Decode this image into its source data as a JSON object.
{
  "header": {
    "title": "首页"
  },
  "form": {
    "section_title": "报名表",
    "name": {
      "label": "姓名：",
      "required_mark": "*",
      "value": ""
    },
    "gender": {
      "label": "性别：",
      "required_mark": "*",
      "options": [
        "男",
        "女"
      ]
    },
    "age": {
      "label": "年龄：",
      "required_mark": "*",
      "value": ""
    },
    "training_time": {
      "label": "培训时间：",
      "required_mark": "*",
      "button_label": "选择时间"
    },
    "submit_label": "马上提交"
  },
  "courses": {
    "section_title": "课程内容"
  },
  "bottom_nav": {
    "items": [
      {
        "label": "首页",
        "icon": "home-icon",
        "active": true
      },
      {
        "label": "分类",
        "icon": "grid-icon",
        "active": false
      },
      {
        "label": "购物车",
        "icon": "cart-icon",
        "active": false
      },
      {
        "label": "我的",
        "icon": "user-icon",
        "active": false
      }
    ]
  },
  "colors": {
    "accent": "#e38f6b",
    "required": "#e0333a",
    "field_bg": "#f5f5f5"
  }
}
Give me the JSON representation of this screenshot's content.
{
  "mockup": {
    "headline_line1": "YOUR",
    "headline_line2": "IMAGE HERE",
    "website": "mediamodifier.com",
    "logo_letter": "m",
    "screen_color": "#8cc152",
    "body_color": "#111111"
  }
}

YOUR GOAL =>
Reproduce, word for word, only the lines from the one that contains "Give me the" through the final line.

EXERCISE RESULT =>
Give me the JSON representation of this screenshot's content.
{
  "mockup": {
    "headline_line1": "YOUR",
    "headline_line2": "IMAGE HERE",
    "website": "mediamodifier.com",
    "logo_letter": "m",
    "screen_color": "#8cc152",
    "body_color": "#111111"
  }
}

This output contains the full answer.